#### GIVEN INSTRUCTION:
Copy each line below that contains "What".

#### GIVEN INFORMATION:
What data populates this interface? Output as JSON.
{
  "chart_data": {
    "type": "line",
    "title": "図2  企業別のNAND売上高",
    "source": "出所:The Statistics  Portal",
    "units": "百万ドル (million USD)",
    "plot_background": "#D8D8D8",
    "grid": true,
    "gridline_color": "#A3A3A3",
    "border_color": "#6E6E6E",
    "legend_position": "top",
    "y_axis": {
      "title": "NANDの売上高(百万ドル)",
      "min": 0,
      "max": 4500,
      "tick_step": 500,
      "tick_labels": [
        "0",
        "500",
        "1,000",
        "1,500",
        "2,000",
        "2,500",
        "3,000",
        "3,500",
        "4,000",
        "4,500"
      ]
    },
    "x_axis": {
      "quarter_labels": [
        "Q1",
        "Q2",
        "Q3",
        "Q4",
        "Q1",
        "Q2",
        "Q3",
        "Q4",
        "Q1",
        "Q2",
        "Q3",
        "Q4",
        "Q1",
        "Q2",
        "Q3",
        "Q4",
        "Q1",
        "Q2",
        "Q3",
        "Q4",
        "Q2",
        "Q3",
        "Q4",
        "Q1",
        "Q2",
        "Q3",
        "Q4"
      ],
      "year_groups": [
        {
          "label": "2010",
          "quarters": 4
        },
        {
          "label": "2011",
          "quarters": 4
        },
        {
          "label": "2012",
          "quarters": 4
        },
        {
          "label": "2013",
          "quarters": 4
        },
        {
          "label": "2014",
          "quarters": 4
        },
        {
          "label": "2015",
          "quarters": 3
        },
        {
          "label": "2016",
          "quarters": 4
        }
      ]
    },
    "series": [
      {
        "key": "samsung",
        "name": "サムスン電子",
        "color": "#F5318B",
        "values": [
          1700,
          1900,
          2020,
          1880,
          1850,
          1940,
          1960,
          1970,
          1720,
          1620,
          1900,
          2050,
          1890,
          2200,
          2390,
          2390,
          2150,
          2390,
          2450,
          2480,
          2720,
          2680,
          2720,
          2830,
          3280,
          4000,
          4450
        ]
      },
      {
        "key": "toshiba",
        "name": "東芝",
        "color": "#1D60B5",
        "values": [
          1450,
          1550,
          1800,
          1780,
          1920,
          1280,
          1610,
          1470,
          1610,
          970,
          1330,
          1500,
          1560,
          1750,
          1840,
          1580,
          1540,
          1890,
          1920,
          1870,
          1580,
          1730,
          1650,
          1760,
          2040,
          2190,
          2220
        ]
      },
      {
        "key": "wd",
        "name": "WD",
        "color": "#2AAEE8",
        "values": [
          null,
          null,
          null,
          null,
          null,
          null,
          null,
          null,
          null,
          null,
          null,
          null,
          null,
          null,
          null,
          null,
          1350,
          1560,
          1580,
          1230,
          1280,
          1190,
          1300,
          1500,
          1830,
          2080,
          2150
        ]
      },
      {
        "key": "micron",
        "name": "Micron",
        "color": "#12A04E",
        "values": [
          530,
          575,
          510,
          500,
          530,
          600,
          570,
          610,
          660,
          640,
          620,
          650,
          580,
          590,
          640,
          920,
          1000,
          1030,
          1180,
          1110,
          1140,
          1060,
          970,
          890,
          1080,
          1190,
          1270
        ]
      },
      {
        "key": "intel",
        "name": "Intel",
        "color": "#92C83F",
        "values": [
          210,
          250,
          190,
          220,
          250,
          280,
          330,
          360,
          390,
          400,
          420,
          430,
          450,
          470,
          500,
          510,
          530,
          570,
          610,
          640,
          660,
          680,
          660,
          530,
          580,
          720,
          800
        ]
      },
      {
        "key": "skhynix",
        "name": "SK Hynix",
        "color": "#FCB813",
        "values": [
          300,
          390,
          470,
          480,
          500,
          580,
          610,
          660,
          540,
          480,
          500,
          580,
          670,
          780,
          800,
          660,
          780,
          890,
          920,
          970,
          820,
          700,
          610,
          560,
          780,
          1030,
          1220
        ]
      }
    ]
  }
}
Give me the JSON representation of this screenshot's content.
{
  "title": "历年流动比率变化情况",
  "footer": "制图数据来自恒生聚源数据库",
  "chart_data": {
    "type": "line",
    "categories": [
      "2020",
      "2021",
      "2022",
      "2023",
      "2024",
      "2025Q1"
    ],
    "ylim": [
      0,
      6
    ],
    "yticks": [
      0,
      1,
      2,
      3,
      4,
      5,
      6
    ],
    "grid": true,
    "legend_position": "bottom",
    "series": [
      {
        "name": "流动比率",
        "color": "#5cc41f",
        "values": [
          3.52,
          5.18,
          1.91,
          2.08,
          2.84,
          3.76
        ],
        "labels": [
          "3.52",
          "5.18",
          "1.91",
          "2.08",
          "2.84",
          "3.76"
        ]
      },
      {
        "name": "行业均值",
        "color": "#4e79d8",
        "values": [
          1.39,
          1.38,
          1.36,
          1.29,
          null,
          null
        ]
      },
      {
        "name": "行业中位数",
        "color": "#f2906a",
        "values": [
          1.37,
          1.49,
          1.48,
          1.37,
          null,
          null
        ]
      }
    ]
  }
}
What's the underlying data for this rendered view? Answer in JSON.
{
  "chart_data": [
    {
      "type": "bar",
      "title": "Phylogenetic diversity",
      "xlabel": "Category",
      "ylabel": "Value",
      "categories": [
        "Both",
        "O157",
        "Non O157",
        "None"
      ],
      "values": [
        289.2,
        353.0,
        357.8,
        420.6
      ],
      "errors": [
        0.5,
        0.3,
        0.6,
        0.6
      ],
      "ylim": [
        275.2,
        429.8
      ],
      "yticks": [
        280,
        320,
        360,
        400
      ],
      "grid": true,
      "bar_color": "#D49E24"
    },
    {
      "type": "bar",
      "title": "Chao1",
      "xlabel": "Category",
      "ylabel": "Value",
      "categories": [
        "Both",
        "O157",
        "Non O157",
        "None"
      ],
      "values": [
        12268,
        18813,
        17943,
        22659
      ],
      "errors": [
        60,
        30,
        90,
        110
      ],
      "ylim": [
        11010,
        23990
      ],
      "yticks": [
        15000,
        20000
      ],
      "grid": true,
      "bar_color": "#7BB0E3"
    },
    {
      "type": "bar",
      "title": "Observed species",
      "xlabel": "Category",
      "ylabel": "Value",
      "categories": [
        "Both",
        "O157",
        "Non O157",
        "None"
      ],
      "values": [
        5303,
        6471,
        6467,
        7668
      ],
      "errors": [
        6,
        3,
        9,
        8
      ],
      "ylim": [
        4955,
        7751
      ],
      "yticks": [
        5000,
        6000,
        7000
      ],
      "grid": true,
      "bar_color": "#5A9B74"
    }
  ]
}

#### WRITTEN RESPONSE:
What data populates this interface? Output as JSON.
What's the underlying data for this rendered view? Answer in JSON.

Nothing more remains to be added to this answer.